__WRITTEN PROBLEM 1__
In the essay on C. S. Lewis and Jesus, reproduce the text that begins at the words "That is one" and stops after the words "seems pretty airtight.".
__WRITTEN PROBLEM 2__
According to the essay on C. S. Lewis and Jesus, why can the author no longer count on everyone sharing Lewis's view that Jesus was neither a lunatic nor a fiend? Answer in one to three sentences.
__WRITTEN PROBLEM 3__
Continue the essay on C. S. Lewis and Jesus, starting after its last sentence.
==== TEXT
If Jesus is God, and God is God….


“I am trying here to prevent anyone saying the really foolish thing that people often say about Him: ‘I’m ready to accept Jesus as a great moral teacher, but I don’t accept his claim to be God.’  That is the one thing we must not say.  A man who was merely a man and said the sort of things Jesus said would not be a great moral teacher.  He would either be a lunatic — on the level with the man who says he is a poached egg — or else he would be the Devil of Hell.  You must make your choice.  Either this man was, and is, the Son of God, or else a madman or something worse.  You can shut him up for a fool, you can spit at him and kill him as a demon or you can fall at his feet and call him Lord and God, but let us not come with any patronising nonsense about his being a great human teacher.  He has not left that open to us.  He did not intend to. ...  Now it seems to me obvious that He was neither a lunatic nor a fiend: and consequently, however strange or terrifying or unlikely it may seem, I have to accept the view that He was and is God.”
            –C. S. Lewis

            That is one of the more famous quotes from C.S. Lewis.  It is still routinely used by Christians to talk about Jesus’ divinity.  Either Jesus is who he says he is in the gospels, the living God, or he is mentally ill, a lying, deluded lunatic unworthy of our attention, let alone our worship.  There is no middle ground.  To many of those of us who follow Jesus, this seems pretty airtight. 
            But we do not live in C.S. Lewis’ society, where it seemed to everyone “obvious that He was neither lunatic nor a fiend.”  In the Britain of the 1940’s, the idea that Jesus was psychotic was probably considered pretty impolite, gauche, and out of the question.
            Unfortunately, that is not out of the question for everyone today.  Too many these days would have no problem saying that Jesus was insane and all his followers, no matter how intelligent, were and are deluded.  In fact, if measured by people’s actual behavior, this is actually the dominant view in the Western world, though most remain well-mannered enough not to actually say this in so many words.  We won’t admit that Jesus was crazy, but even most of those who call themselves “Christians” know it would  be crazy to actually follow him.  We have figured out how to mouth the doctrine about how “he is God,” while at the same time conveniently treating him like an eccentric, naïve, idealistic do-gooder whose teachings and actions were commendable but are certainly not to be imitated.
========
==== DATA
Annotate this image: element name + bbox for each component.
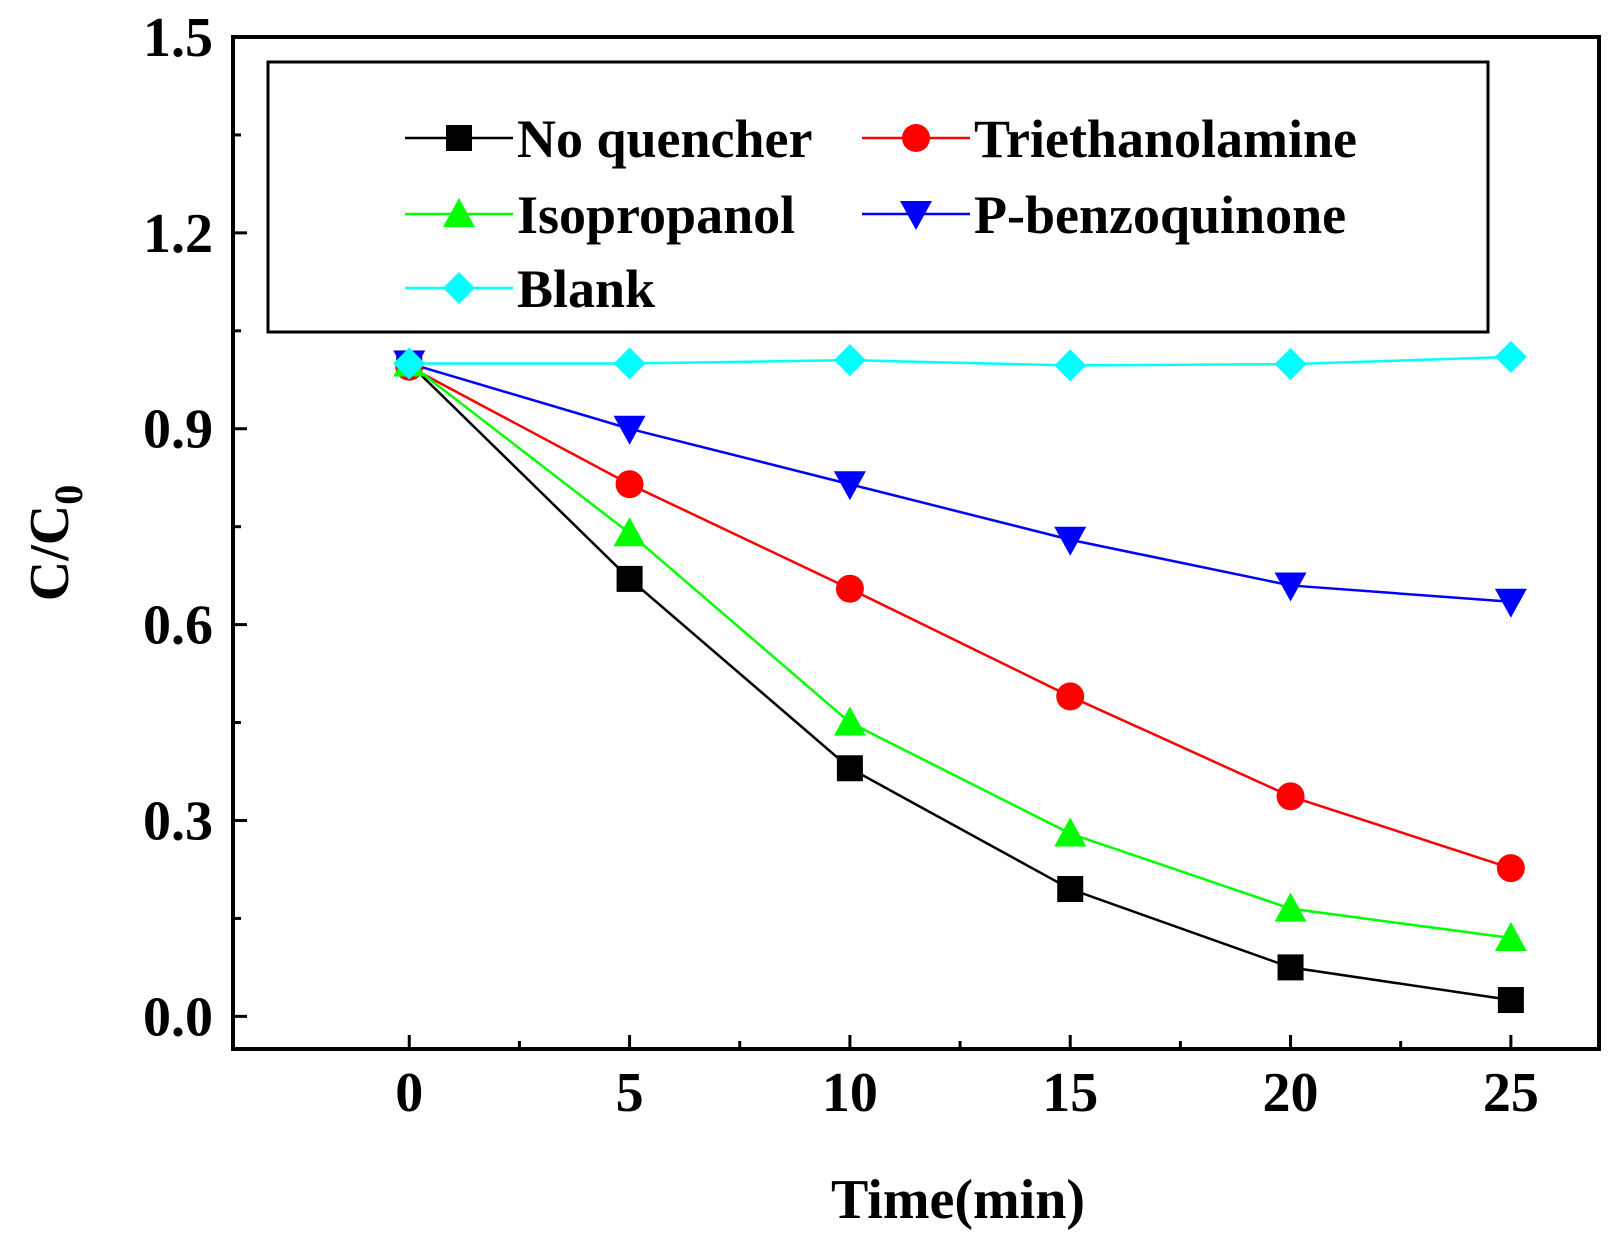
data-point-no-quencher bbox=[836, 755, 863, 782]
x-tick-label: 10 bbox=[822, 1062, 878, 1124]
data-point-triethanolamine bbox=[615, 470, 644, 499]
legend-marker-p-benzoquinone bbox=[900, 201, 932, 230]
x-tick-label: 20 bbox=[1263, 1062, 1319, 1124]
data-point-p-benzoquinone bbox=[833, 471, 866, 501]
y-tick-label: 0.0 bbox=[143, 986, 213, 1048]
x-tick-label: 5 bbox=[616, 1062, 644, 1124]
legend-label-isopropanol: Isopropanol bbox=[517, 185, 795, 245]
data-point-isopropanol bbox=[1494, 922, 1527, 952]
legend-label-no-quencher: No quencher bbox=[517, 109, 813, 169]
data-point-blank bbox=[613, 347, 646, 380]
data-point-triethanolamine bbox=[1496, 854, 1525, 883]
series-markers bbox=[393, 340, 1527, 1014]
y-tick-label: 1.5 bbox=[143, 7, 213, 69]
data-point-blank bbox=[1274, 348, 1307, 381]
y-tick-label: 0.9 bbox=[143, 399, 213, 461]
legend-label-p-benzoquinone: P-benzoquinone bbox=[974, 185, 1346, 245]
data-point-blank bbox=[1494, 340, 1527, 373]
y-axis-title-main: C/C bbox=[19, 505, 81, 601]
x-tick-label: 25 bbox=[1483, 1062, 1539, 1124]
data-point-triethanolamine bbox=[1056, 682, 1085, 711]
data-point-p-benzoquinone bbox=[613, 415, 646, 445]
y-tick-label: 0.3 bbox=[143, 790, 213, 852]
series-lines bbox=[408, 355, 1512, 1002]
data-point-isopropanol bbox=[613, 517, 646, 547]
y-axis-title: C/C0 bbox=[19, 485, 91, 601]
axis-ticks: 0 5 10 15 20 25 0.0 0.3 0.6 0.9 1.2 1.5 bbox=[143, 7, 1539, 1124]
data-point-triethanolamine bbox=[1276, 782, 1305, 811]
legend-marker-no-quencher bbox=[446, 125, 472, 151]
legend-marker-isopropanol bbox=[443, 198, 475, 227]
legend-label-blank: Blank bbox=[517, 259, 655, 319]
data-point-isopropanol bbox=[1274, 892, 1307, 922]
data-point-p-benzoquinone bbox=[1274, 572, 1307, 602]
series-line-blank bbox=[409, 355, 1511, 367]
data-point-no-quencher bbox=[616, 565, 643, 592]
x-axis-title: Time(min) bbox=[831, 1169, 1085, 1231]
data-point-no-quencher bbox=[1057, 876, 1084, 903]
data-point-blank bbox=[393, 347, 426, 380]
y-tick-label: 1.2 bbox=[143, 203, 213, 265]
legend-marker-triethanolamine bbox=[902, 124, 930, 152]
data-point-isopropanol bbox=[1054, 817, 1087, 847]
legend: No quencher Triethanolamine Isopropanol P-b… bbox=[405, 109, 1357, 319]
series-line-triethanolamine bbox=[408, 365, 1512, 870]
legend-label-triethanolamine: Triethanolamine bbox=[974, 109, 1357, 169]
data-point-blank bbox=[1054, 349, 1087, 382]
series-line-no-quencher bbox=[408, 362, 1512, 1002]
data-point-no-quencher bbox=[1497, 987, 1524, 1014]
data-point-p-benzoquinone bbox=[1494, 588, 1527, 618]
series-line-p-benzoquinone bbox=[408, 362, 1511, 604]
plot-area-frame bbox=[231, 35, 1601, 1051]
x-tick-label: 15 bbox=[1042, 1062, 1098, 1124]
y-tick-label: 0.6 bbox=[143, 595, 213, 657]
x-tick-label: 0 bbox=[395, 1062, 423, 1124]
data-point-isopropanol bbox=[833, 706, 866, 736]
legend-marker-blank bbox=[443, 272, 475, 304]
svg-text:C/C0: C/C0 bbox=[19, 485, 91, 601]
data-point-blank bbox=[833, 344, 866, 377]
data-point-p-benzoquinone bbox=[1054, 526, 1087, 556]
series-line-isopropanol bbox=[408, 362, 1512, 940]
data-point-triethanolamine bbox=[835, 574, 864, 603]
y-axis-title-subscript: 0 bbox=[46, 485, 91, 505]
data-point-no-quencher bbox=[1277, 954, 1304, 981]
========
__TASK OUTPUT 1__
That is one of the more famous quotes from C.S. Lewis.  It is still routinely used by Christians to talk about Jesus’ divinity.  Either Jesus is who he says he is in the gospels, the living God, or he is mentally ill, a lying, deluded lunatic unworthy of our attention, let alone our worship.  There is no middle ground.  To many of those of us who follow Jesus, this seems pretty airtight.

__TASK OUTPUT 2__
Lewis wrote in 1940s Britain, where that view seemed obvious to everyone and calling Jesus psychotic was considered impolite and out of the question. Today many people have no problem saying that Jesus was insane and that his followers are deluded.

__TASK OUTPUT 3__
            Some have taken a different approach. They try to “save Jesus” from this dichotomy by deciding that Jesus “didn’t really say” what the New Testament says he said.  This mainly applies to Jesus’ claims to be God, but also to his miracles and even to his resurrection.  Once they have extracted from the gospels this purported “historical Jesus” who really didn’t claim to be God, they allow people to avoid Lewis’ harsh choice (he’s either God or he’s nuts) and simply receive Jesus as a great moral teacher.
            I think they think that the claim that Jesus is God resulted in superior, exclusive, and violent approaches to other religions, and that this is not a good thing in our more pluralistic world.  I think they think that this claim is somehow an imperialistic and unnecessary embellishment of an essentially simple story.  Perhaps.  But that is not the intention. 
            Unmolested by such arbitrarily selective and self-serving interpretations, however, there is no question that the Jesus depicted in the gospels does indeed claim to be, in some sense, God.  He clearly and repeatedly says of himself, and allows others to say of him, that he is God’s Son, the Messiah, the Son of Man, one with the Father, “I Am,” and so forth.  Sorting that all out is one of the main theological tasks of his subsequent followers.  But the texts say what they say and we have no legitimate basis for editing out the parts that make us uncomfortable.  To do that is an expression of self-righteous hubris and arrogance.  Not only that, it is to apply violence to the text itself.  Approaching Jesus with this kind of patronizing attitude separates one from the circle of those who trust and obey him.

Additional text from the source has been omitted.